Given problem — List each line of the data in which the string "ffffff" appears.

Stored records —
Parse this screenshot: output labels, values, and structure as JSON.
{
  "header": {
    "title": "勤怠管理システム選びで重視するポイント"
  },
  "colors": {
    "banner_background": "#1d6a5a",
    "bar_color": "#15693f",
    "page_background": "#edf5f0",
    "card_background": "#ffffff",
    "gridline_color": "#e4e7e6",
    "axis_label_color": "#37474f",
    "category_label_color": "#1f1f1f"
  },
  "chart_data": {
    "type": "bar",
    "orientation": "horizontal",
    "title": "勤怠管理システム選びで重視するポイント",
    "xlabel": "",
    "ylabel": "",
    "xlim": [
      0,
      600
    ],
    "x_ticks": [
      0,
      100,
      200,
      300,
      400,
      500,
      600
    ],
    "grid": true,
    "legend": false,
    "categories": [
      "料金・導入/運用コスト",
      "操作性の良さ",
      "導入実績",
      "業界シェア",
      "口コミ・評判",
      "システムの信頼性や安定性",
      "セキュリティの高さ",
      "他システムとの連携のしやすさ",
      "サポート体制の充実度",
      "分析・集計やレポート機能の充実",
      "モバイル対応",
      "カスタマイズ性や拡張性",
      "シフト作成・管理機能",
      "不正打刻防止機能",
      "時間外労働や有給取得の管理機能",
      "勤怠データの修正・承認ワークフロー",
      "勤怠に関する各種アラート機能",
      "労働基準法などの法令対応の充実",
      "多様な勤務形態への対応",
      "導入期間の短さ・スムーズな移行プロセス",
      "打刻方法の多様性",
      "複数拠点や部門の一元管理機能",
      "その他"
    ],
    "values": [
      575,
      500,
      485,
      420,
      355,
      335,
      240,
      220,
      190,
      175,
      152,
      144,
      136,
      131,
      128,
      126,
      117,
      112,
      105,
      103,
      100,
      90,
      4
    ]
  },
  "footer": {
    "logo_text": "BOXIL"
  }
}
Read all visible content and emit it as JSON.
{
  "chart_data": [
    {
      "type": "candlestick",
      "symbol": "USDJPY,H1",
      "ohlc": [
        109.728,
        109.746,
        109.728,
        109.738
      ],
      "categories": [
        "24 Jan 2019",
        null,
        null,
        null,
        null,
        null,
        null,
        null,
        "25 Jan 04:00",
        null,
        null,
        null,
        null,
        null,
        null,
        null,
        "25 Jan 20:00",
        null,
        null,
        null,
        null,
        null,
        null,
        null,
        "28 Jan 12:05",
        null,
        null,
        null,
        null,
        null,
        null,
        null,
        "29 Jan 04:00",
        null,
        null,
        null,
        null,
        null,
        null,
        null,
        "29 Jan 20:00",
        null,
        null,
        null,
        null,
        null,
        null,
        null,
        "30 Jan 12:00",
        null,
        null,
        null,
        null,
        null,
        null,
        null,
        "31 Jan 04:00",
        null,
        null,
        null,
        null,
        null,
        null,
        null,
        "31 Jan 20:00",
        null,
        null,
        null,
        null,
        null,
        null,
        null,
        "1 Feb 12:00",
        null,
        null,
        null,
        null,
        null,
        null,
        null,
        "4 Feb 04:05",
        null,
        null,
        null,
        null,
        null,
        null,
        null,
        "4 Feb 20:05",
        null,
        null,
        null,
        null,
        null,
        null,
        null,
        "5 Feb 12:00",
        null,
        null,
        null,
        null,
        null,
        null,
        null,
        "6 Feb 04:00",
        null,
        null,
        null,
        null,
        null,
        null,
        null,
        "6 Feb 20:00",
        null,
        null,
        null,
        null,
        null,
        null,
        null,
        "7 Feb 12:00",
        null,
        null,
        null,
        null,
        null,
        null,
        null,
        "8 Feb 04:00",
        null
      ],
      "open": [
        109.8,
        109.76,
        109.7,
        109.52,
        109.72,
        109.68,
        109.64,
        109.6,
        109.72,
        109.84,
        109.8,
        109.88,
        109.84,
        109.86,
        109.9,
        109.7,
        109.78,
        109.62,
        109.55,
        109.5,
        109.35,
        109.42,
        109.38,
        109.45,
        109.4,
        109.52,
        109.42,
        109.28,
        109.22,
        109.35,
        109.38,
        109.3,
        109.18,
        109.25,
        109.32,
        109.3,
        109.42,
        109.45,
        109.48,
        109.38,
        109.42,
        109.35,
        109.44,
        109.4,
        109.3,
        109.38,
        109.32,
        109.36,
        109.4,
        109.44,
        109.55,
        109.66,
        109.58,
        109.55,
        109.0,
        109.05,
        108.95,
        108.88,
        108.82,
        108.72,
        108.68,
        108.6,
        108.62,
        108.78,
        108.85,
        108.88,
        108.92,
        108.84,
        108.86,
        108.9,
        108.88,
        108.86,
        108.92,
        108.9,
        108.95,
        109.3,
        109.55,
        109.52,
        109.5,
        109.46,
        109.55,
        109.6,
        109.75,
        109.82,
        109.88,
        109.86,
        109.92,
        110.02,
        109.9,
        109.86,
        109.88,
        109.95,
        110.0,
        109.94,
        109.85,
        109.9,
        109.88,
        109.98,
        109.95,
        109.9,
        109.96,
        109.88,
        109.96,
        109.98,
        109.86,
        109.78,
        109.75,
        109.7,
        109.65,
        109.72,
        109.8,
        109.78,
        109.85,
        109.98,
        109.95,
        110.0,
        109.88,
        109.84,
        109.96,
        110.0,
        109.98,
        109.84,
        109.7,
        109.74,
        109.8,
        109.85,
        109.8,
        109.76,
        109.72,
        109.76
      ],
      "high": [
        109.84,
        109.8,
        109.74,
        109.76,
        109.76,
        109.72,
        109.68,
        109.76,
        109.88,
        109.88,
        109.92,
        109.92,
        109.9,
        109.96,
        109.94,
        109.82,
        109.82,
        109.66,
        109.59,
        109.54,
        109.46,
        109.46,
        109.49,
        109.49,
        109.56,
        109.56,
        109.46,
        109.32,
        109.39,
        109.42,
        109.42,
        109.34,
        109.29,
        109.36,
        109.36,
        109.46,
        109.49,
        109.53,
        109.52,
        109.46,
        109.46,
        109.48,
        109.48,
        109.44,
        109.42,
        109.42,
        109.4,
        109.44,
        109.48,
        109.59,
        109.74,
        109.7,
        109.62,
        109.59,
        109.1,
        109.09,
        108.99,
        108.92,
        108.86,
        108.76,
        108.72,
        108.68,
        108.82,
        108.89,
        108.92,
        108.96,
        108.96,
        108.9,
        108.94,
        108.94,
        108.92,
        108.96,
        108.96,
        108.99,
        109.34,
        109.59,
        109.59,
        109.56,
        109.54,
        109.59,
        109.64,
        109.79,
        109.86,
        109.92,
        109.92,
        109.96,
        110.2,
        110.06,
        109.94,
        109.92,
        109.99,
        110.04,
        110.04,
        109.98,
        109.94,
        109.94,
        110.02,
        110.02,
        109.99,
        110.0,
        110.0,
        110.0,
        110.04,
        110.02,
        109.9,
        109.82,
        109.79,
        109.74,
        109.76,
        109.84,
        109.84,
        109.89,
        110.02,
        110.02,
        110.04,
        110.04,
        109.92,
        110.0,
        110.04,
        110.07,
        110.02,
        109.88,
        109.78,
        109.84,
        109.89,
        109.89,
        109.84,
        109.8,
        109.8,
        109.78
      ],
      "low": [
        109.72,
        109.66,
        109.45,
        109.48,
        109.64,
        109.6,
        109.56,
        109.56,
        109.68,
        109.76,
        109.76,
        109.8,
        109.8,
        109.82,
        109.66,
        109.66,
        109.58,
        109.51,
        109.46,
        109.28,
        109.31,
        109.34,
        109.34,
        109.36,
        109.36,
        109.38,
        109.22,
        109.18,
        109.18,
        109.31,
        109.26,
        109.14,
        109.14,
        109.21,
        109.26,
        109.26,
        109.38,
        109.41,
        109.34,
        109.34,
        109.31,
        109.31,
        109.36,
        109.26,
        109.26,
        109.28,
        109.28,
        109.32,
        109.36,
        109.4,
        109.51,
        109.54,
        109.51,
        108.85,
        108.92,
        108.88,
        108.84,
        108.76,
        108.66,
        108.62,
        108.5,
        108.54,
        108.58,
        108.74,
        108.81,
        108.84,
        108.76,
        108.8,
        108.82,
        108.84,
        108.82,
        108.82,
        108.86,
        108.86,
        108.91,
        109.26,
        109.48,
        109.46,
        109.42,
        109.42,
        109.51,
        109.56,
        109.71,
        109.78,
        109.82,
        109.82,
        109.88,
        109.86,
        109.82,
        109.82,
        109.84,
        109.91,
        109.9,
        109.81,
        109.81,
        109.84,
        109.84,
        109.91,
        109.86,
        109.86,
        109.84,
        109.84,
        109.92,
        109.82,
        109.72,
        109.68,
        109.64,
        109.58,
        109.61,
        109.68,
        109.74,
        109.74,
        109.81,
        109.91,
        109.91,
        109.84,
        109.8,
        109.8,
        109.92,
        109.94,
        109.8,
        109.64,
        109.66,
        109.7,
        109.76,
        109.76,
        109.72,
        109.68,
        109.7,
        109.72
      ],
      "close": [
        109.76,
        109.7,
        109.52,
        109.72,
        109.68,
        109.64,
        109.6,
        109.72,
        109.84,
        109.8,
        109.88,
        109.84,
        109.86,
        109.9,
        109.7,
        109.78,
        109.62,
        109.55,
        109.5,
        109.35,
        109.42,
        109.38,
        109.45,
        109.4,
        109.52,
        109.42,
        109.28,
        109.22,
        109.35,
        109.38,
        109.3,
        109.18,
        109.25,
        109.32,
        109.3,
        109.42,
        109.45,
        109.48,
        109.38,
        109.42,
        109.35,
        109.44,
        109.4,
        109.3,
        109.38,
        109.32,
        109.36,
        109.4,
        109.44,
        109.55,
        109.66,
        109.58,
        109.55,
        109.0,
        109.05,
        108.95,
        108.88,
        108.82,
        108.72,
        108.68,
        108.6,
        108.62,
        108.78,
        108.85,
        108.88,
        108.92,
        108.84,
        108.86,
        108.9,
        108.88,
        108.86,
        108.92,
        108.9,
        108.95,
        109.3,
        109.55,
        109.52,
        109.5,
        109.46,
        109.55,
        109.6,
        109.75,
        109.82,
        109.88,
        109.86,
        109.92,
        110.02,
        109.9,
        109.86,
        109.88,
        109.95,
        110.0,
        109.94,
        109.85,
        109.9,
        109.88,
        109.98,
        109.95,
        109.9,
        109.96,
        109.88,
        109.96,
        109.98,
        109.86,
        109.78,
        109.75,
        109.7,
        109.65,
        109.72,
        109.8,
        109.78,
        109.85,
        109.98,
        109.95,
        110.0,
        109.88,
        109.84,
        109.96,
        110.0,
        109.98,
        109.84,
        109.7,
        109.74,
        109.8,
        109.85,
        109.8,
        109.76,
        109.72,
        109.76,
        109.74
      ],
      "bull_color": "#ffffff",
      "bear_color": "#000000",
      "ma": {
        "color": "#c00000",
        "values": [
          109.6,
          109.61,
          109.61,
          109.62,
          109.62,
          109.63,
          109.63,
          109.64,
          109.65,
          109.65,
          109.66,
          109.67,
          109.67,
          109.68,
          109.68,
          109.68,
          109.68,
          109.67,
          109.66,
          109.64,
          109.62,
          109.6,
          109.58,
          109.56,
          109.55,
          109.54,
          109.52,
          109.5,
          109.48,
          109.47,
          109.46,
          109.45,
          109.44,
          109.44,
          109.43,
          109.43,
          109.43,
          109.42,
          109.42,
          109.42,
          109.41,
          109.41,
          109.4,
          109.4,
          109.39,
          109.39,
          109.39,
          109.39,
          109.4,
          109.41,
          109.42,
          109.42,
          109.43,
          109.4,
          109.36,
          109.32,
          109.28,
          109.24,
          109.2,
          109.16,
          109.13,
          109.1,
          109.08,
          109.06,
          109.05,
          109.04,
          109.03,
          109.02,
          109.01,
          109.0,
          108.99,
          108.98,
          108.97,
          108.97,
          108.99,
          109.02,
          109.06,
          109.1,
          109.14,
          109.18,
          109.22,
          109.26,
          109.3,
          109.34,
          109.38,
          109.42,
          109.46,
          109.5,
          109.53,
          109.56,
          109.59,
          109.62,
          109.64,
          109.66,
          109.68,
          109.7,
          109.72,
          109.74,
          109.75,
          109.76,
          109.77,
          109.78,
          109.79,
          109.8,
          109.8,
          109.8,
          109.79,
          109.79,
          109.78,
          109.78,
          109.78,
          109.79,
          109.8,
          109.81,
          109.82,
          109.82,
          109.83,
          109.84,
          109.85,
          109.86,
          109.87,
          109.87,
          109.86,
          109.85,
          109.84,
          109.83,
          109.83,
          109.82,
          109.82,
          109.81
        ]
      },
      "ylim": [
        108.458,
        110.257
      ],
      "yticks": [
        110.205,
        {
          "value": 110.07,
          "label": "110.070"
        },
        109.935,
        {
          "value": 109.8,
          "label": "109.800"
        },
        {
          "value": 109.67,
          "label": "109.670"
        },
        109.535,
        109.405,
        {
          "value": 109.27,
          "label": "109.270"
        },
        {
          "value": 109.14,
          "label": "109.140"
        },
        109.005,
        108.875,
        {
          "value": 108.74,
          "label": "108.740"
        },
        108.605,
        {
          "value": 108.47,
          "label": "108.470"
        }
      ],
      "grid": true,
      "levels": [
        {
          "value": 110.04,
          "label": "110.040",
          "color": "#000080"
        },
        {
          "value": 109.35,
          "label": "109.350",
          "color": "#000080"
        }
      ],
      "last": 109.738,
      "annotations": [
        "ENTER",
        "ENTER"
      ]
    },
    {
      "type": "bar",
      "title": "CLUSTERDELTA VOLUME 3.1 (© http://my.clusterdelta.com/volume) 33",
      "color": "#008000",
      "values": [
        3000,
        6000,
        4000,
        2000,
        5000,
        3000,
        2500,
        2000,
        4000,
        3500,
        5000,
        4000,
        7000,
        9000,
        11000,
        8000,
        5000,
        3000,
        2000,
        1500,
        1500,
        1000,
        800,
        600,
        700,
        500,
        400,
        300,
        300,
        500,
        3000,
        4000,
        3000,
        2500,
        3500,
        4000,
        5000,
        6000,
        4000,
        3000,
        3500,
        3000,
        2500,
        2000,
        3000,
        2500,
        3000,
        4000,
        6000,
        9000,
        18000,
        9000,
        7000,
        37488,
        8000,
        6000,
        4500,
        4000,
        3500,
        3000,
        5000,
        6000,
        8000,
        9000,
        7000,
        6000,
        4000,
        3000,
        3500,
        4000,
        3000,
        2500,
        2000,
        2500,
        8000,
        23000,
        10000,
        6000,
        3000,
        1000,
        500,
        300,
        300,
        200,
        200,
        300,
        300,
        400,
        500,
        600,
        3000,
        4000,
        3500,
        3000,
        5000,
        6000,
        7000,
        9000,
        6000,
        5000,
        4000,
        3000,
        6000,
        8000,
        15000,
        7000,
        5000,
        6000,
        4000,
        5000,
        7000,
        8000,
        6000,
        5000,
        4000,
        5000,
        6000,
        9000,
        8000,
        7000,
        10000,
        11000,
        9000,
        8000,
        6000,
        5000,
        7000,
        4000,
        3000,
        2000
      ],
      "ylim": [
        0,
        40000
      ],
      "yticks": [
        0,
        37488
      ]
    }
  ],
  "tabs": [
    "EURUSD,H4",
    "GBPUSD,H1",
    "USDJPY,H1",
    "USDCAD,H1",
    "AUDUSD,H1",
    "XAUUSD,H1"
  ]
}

Result for this task —
    "card_background": "#ffffff",
      "bull_color": "#ffffff",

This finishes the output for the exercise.